(WORK TO BE COMPLETED): Reproduce the entries below in full, word for word.

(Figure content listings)
━━━━━━━━━━━━━━━━━━━━━━━━━━━━━━
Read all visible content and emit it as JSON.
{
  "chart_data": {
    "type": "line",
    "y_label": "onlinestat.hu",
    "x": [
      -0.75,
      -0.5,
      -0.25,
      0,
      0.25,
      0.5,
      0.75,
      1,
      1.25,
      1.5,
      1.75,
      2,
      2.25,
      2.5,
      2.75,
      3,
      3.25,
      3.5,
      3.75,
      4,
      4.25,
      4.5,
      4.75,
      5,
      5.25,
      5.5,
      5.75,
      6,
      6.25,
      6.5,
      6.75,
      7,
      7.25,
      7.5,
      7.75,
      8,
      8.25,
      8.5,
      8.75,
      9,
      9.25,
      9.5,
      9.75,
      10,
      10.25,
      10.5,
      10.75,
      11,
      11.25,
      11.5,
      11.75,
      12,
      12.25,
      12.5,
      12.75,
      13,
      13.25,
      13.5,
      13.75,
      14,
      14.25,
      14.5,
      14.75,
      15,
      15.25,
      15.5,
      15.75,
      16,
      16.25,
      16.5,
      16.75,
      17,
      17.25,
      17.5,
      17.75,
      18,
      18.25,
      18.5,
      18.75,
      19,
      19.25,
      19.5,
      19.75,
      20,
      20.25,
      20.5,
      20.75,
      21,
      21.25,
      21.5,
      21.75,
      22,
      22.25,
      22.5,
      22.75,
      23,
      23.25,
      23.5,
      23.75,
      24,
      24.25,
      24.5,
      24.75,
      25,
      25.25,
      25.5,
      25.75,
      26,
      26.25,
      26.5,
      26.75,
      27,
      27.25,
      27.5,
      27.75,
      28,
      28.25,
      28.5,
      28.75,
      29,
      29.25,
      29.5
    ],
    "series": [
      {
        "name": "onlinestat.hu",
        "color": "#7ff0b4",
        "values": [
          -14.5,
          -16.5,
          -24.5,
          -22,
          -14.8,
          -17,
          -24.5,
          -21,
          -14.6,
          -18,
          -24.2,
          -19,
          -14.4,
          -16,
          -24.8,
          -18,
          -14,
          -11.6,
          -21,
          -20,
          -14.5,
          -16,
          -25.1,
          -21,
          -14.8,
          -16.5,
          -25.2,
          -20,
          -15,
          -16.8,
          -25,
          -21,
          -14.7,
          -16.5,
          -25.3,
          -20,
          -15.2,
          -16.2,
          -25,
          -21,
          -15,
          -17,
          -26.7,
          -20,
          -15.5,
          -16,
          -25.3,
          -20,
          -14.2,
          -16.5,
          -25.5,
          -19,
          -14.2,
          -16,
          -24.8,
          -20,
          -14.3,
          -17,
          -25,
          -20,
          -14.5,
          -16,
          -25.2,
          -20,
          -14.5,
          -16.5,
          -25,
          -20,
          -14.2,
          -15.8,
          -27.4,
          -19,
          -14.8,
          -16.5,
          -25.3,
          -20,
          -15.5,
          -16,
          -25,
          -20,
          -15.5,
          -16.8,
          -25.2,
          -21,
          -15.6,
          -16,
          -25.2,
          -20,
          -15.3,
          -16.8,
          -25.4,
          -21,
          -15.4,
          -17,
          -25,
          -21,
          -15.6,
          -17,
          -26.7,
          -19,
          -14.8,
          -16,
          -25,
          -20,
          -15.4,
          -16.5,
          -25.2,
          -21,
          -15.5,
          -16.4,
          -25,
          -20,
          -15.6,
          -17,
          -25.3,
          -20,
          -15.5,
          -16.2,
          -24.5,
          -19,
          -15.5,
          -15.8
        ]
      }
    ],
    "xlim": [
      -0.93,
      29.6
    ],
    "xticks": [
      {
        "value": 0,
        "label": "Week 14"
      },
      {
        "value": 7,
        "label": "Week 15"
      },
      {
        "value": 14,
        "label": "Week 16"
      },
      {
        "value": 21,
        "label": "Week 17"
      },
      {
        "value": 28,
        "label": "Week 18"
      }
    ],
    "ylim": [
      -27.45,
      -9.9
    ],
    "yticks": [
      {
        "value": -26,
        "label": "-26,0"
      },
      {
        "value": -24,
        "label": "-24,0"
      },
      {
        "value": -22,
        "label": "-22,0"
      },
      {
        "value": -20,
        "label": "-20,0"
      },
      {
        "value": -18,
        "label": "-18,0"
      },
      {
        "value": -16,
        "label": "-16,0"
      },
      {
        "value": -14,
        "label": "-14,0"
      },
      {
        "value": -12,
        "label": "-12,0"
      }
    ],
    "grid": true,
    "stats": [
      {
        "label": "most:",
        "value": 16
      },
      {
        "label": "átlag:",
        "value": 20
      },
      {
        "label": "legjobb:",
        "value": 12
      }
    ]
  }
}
━━━━━━━━━━━━━━━━━━━━━━━━━━━━━━
(SOLUTION FOR THIS EXERCISE):
Read all visible content and emit it as JSON.
{
  "chart_data": {
    "type": "line",
    "y_label": "onlinestat.hu",
    "x": [
      -0.75,
      -0.5,
      -0.25,
      0,
      0.25,
      0.5,
      0.75,
      1,
      1.25,
      1.5,
      1.75,
      2,
      2.25,
      2.5,
      2.75,
      3,
      3.25,
      3.5,
      3.75,
      4,
      4.25,
      4.5,
      4.75,
      5,
      5.25,
      5.5,
      5.75,
      6,
      6.25,
      6.5,
      6.75,
      7,
      7.25,
      7.5,
      7.75,
      8,
      8.25,
      8.5,
      8.75,
      9,
      9.25,
      9.5,
      9.75,
      10,
      10.25,
      10.5,
      10.75,
      11,
      11.25,
      11.5,
      11.75,
      12,
      12.25,
      12.5,
      12.75,
      13,
      13.25,
      13.5,
      13.75,
      14,
      14.25,
      14.5,
      14.75,
      15,
      15.25,
      15.5,
      15.75,
      16,
      16.25,
      16.5,
      16.75,
      17,
      17.25,
      17.5,
      17.75,
      18,
      18.25,
      18.5,
      18.75,
      19,
      19.25,
      19.5,
      19.75,
      20,
      20.25,
      20.5,
      20.75,
      21,
      21.25,
      21.5,
      21.75,
      22,
      22.25,
      22.5,
      22.75,
      23,
      23.25,
      23.5,
      23.75,
      24,
      24.25,
      24.5,
      24.75,
      25,
      25.25,
      25.5,
      25.75,
      26,
      26.25,
      26.5,
      26.75,
      27,
      27.25,
      27.5,
      27.75,
      28,
      28.25,
      28.5,
      28.75,
      29,
      29.25,
      29.5
    ],
    "series": [
      {
        "name": "onlinestat.hu",
        "color": "#7ff0b4",
        "values": [
          -14.5,
          -16.5,
          -24.5,
          -22,
          -14.8,
          -17,
          -24.5,
          -21,
          -14.6,
          -18,
          -24.2,
          -19,
          -14.4,
          -16,
          -24.8,
          -18,
          -14,
          -11.6,
          -21,
          -20,
          -14.5,
          -16,
          -25.1,
          -21,
          -14.8,
          -16.5,
          -25.2,
          -20,
          -15,
          -16.8,
          -25,
          -21,
          -14.7,
          -16.5,
          -25.3,
          -20,
          -15.2,
          -16.2,
          -25,
          -21,
          -15,
          -17,
          -26.7,
          -20,
          -15.5,
          -16,
          -25.3,
          -20,
          -14.2,
          -16.5,
          -25.5,
          -19,
          -14.2,
          -16,
          -24.8,
          -20,
          -14.3,
          -17,
          -25,
          -20,
          -14.5,
          -16,
          -25.2,
          -20,
          -14.5,
          -16.5,
          -25,
          -20,
          -14.2,
          -15.8,
          -27.4,
          -19,
          -14.8,
          -16.5,
          -25.3,
          -20,
          -15.5,
          -16,
          -25,
          -20,
          -15.5,
          -16.8,
          -25.2,
          -21,
          -15.6,
          -16,
          -25.2,
          -20,
          -15.3,
          -16.8,
          -25.4,
          -21,
          -15.4,
          -17,
          -25,
          -21,
          -15.6,
          -17,
          -26.7,
          -19,
          -14.8,
          -16,
          -25,
          -20,
          -15.4,
          -16.5,
          -25.2,
          -21,
          -15.5,
          -16.4,
          -25,
          -20,
          -15.6,
          -17,
          -25.3,
          -20,
          -15.5,
          -16.2,
          -24.5,
          -19,
          -15.5,
          -15.8
        ]
      }
    ],
    "xlim": [
      -0.93,
      29.6
    ],
    "xticks": [
      {
        "value": 0,
        "label": "Week 14"
      },
      {
        "value": 7,
        "label": "Week 15"
      },
      {
        "value": 14,
        "label": "Week 16"
      },
      {
        "value": 21,
        "label": "Week 17"
      },
      {
        "value": 28,
        "label": "Week 18"
      }
    ],
    "ylim": [
      -27.45,
      -9.9
    ],
    "yticks": [
      {
        "value": -26,
        "label": "-26,0"
      },
      {
        "value": -24,
        "label": "-24,0"
      },
      {
        "value": -22,
        "label": "-22,0"
      },
      {
        "value": -20,
        "label": "-20,0"
      },
      {
        "value": -18,
        "label": "-18,0"
      },
      {
        "value": -16,
        "label": "-16,0"
      },
      {
        "value": -14,
        "label": "-14,0"
      },
      {
        "value": -12,
        "label": "-12,0"
      }
    ],
    "grid": true,
    "stats": [
      {
        "label": "most:",
        "value": 16
      },
      {
        "label": "átlag:",
        "value": 20
      },
      {
        "label": "legjobb:",
        "value": 12
      }
    ]
  }
}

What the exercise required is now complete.